--- START OF Supplied data ---

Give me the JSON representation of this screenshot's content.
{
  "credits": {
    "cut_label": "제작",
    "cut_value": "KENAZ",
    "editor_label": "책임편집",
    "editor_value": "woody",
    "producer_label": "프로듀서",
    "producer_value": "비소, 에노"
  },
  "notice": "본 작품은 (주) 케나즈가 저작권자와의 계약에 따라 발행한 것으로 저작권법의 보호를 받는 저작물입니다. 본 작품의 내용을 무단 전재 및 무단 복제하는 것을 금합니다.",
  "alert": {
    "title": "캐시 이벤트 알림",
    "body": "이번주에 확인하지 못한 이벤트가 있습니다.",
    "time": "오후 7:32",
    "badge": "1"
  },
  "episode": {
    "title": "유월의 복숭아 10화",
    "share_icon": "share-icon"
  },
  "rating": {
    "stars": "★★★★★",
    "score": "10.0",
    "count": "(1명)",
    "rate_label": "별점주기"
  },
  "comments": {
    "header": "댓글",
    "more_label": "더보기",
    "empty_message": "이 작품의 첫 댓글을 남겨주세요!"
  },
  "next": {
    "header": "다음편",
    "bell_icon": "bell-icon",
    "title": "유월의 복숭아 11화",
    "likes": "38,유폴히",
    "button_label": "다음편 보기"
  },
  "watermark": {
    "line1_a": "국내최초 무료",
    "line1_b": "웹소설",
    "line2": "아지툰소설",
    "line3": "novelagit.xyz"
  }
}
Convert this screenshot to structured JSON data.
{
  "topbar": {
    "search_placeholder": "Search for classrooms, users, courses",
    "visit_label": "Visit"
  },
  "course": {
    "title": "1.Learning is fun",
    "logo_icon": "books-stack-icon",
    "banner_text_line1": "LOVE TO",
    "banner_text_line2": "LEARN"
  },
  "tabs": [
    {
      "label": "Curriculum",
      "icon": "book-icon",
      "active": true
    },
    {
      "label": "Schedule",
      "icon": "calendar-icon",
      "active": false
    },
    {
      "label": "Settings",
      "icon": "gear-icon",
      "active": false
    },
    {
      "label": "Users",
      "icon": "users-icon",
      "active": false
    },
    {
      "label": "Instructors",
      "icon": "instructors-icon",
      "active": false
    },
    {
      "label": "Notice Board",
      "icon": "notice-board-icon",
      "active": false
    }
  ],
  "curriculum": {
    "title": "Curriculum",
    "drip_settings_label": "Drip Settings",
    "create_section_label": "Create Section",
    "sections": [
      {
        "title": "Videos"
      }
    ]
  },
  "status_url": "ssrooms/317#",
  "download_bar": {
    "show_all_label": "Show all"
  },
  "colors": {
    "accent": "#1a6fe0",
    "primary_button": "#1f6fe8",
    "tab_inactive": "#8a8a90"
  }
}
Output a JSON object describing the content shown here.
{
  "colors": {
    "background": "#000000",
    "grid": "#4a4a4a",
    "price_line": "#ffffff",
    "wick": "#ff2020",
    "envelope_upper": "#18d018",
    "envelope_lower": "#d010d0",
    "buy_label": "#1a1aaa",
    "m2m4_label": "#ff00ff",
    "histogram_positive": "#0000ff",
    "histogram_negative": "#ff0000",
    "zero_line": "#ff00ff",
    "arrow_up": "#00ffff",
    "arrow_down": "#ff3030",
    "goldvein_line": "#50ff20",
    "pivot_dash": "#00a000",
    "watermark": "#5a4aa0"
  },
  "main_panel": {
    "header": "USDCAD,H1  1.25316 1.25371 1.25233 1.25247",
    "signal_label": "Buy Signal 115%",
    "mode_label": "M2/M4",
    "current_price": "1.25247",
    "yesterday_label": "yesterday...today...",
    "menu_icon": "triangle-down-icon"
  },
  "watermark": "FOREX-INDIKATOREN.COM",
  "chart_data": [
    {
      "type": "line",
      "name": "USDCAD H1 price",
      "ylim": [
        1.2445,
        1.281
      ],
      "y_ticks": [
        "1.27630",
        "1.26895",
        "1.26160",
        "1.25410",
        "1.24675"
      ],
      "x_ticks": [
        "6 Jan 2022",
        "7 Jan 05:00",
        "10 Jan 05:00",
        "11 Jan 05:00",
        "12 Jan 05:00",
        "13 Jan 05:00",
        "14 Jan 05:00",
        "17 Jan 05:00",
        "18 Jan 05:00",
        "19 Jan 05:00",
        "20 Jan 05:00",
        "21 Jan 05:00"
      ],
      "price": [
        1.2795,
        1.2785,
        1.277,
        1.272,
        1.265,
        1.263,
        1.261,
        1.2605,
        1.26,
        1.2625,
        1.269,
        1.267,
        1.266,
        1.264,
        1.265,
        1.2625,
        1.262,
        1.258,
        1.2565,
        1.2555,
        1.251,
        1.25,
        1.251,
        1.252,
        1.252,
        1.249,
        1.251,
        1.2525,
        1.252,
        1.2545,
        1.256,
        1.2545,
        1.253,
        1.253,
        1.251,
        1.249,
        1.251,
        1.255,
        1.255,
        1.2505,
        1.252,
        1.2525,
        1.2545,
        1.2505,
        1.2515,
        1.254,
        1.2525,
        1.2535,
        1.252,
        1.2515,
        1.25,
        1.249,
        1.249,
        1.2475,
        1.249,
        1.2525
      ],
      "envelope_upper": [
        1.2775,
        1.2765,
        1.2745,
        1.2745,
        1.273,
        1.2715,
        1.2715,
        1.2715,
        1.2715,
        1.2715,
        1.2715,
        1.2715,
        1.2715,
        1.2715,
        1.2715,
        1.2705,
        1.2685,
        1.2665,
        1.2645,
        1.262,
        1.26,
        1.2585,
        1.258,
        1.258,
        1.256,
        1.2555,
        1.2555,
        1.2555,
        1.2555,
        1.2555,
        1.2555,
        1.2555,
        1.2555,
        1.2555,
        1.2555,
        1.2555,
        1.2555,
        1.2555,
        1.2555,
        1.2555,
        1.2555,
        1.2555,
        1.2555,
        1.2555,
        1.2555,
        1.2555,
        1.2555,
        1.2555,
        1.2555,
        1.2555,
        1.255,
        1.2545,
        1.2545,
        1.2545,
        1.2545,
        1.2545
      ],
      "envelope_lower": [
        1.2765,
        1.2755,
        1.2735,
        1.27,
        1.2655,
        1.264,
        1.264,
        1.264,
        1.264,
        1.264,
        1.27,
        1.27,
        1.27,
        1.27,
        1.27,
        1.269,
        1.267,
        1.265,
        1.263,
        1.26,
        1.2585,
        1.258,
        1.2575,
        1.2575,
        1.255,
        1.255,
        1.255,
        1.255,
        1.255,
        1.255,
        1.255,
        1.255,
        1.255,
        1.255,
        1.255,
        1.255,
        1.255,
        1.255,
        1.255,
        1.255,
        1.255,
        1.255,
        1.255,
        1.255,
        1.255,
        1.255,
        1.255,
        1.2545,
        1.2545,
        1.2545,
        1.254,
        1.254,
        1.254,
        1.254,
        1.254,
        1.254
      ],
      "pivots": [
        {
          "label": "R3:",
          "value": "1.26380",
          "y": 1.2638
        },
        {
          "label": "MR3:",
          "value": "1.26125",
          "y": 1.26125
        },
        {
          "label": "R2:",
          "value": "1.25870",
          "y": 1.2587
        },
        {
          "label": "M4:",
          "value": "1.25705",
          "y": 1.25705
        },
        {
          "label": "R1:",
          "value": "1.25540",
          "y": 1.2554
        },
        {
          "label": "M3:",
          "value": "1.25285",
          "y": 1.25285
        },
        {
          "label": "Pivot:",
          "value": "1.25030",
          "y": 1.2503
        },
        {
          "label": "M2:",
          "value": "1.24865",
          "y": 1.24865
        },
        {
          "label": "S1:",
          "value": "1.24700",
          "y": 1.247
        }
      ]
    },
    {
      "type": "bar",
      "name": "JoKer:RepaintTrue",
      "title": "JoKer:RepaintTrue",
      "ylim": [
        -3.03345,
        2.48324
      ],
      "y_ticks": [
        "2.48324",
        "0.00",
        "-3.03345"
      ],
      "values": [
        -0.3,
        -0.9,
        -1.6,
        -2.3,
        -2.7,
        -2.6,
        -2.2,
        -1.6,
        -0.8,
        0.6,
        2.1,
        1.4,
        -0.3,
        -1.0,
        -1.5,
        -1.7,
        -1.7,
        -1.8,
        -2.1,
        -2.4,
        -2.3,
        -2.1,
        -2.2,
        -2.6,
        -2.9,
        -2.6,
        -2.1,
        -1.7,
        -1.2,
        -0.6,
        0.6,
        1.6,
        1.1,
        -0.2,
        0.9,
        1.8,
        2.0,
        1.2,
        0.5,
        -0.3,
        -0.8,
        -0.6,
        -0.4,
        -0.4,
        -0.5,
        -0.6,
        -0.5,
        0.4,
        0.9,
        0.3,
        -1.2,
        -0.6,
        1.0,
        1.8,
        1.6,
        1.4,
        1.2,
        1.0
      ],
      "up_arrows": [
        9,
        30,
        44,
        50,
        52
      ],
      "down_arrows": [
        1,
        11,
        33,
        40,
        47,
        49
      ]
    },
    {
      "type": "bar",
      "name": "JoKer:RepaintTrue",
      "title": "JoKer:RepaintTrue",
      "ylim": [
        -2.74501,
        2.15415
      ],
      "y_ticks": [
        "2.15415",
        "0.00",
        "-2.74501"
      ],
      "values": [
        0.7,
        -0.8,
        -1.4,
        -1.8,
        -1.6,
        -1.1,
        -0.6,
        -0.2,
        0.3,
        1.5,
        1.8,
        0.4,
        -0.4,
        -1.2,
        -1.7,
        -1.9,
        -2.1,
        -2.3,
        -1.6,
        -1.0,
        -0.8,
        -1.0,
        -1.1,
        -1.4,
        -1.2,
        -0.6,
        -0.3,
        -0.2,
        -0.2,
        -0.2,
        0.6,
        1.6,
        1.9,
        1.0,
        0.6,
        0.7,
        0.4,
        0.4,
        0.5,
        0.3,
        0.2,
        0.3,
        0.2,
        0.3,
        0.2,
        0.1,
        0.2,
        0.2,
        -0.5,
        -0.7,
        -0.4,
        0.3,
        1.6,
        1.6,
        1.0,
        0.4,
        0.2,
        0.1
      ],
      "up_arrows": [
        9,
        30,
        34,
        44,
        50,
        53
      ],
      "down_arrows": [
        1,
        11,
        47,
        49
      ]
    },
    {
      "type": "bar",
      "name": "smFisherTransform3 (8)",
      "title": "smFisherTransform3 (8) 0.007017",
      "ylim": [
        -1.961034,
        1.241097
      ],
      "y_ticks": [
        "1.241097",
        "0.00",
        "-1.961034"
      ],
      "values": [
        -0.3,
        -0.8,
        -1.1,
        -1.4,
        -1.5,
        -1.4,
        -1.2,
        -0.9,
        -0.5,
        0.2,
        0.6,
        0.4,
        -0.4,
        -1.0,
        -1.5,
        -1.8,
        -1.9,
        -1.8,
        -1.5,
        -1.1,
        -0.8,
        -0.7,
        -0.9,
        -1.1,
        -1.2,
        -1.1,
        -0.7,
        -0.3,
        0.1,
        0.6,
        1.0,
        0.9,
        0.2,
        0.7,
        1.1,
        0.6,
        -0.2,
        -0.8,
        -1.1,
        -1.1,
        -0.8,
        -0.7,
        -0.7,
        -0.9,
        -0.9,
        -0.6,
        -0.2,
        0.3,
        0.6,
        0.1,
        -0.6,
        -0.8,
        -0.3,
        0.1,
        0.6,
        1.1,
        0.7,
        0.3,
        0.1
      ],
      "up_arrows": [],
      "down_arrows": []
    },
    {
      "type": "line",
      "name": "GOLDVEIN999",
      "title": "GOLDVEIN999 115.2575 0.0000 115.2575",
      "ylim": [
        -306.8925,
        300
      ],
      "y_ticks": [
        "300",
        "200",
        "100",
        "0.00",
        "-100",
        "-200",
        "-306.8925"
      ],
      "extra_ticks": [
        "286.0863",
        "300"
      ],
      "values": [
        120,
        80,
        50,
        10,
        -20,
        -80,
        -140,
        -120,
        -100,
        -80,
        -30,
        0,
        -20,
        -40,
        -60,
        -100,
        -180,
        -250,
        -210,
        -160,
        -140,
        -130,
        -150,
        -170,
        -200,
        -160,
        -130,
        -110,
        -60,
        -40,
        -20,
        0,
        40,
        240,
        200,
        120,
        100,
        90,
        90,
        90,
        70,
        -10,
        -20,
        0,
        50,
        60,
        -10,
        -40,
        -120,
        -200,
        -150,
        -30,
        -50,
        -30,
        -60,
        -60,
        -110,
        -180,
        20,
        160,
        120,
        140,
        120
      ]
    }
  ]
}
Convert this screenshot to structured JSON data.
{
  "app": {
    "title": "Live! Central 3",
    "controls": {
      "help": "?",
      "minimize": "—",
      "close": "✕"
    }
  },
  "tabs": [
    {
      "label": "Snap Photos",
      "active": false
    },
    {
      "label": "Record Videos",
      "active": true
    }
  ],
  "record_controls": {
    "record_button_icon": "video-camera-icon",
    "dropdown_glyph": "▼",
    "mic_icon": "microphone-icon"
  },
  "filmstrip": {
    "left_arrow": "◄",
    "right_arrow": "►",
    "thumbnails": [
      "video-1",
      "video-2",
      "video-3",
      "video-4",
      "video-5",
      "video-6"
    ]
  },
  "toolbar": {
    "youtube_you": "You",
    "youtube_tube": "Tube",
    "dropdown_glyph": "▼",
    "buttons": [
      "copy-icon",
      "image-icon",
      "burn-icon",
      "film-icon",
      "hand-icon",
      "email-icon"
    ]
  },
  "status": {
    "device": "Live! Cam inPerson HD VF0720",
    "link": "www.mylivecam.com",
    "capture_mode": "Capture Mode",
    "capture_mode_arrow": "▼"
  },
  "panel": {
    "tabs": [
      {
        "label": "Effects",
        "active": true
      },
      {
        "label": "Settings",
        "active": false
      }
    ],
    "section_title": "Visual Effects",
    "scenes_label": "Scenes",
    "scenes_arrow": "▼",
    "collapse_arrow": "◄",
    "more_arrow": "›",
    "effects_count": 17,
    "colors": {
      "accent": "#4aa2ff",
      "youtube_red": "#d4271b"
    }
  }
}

--- END OF Supplied data ---

■ **The request**
Copy out every line of the listing that contains the string "Settings".

■ **Solution for this exercise**
      "label": "Settings",
    "drip_settings_label": "Drip Settings",
        "label": "Settings",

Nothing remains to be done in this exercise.